Dataset items:

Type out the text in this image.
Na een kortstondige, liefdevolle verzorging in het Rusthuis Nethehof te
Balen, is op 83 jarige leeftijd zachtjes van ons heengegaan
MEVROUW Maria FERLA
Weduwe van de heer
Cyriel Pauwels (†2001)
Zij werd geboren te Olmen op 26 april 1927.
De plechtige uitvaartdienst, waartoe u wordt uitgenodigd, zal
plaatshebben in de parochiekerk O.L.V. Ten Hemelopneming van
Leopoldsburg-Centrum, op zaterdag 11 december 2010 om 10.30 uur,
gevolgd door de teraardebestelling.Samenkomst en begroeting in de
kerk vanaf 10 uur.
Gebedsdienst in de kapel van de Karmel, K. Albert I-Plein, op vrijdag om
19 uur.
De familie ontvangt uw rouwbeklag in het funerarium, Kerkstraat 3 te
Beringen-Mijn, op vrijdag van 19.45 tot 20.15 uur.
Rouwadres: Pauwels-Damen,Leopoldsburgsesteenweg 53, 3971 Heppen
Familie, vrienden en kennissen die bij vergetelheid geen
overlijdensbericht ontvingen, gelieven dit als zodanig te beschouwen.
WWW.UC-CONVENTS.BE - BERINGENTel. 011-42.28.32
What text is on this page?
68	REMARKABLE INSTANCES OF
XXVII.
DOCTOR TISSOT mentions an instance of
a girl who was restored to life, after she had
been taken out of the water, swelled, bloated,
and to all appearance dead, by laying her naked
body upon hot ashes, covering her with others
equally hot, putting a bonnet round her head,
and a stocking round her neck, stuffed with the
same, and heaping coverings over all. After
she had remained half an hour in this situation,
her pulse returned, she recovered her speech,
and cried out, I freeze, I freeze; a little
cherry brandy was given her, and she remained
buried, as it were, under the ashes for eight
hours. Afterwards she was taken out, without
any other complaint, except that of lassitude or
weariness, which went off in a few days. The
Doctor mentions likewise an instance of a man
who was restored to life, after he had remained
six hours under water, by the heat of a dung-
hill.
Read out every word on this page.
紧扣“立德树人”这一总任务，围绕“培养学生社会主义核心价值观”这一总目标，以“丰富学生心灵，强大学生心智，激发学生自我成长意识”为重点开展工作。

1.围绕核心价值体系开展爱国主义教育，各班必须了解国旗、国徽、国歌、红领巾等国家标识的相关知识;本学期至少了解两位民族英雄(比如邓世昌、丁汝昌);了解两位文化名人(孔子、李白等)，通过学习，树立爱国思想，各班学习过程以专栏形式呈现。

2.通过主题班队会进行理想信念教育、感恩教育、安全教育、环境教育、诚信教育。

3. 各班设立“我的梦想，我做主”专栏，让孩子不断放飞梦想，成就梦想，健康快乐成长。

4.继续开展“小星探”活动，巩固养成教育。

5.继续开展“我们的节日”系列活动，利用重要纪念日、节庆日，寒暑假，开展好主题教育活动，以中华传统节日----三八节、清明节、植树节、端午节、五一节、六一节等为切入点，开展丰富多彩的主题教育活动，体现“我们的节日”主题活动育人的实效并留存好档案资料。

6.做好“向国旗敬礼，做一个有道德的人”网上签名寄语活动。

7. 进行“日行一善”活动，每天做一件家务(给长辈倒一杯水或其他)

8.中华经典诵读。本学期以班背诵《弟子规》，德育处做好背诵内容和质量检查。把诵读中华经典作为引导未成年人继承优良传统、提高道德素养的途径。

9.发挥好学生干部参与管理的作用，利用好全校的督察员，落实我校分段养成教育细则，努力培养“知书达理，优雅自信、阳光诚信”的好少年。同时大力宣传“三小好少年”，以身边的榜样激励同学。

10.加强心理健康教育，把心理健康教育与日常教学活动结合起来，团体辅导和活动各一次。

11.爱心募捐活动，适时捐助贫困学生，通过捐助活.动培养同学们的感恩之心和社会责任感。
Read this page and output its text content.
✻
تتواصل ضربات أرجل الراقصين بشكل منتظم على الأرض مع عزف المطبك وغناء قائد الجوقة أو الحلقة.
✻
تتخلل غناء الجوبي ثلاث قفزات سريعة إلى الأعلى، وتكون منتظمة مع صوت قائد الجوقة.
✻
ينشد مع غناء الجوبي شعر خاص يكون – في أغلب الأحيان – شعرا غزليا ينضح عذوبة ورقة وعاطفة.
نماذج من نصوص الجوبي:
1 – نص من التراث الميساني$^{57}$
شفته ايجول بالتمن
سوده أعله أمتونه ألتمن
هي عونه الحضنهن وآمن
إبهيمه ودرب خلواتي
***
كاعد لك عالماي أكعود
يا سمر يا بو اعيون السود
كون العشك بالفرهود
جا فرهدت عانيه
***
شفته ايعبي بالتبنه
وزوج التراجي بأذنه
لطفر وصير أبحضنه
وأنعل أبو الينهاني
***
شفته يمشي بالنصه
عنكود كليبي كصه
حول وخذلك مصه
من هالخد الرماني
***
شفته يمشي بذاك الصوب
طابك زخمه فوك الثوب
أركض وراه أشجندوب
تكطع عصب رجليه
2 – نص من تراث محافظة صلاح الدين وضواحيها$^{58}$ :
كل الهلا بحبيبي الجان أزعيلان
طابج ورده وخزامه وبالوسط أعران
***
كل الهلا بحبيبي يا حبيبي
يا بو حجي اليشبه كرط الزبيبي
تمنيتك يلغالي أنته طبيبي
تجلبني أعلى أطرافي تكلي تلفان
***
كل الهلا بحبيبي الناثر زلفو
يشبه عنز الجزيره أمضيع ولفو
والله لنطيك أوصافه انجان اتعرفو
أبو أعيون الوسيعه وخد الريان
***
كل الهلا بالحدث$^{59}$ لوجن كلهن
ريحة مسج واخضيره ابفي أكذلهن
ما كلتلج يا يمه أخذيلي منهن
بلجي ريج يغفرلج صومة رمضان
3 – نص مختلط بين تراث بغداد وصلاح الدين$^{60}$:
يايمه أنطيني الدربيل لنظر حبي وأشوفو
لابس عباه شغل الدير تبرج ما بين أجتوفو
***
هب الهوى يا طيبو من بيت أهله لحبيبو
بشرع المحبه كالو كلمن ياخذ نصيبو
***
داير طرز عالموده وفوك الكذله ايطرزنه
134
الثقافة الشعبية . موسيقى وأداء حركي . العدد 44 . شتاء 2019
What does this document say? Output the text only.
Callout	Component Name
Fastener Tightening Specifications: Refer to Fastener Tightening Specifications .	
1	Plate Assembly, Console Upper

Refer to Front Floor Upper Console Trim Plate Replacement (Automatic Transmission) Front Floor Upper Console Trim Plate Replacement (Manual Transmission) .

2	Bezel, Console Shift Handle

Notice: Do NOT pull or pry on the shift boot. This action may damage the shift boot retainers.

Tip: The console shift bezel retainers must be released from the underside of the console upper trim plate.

» **EXERCISE INSTRUCTIONS**
Go through the listing above and work out how many lines contain the string "Refer". Reply with the number alone.

» **REPLY TO THE EXERCISE**
2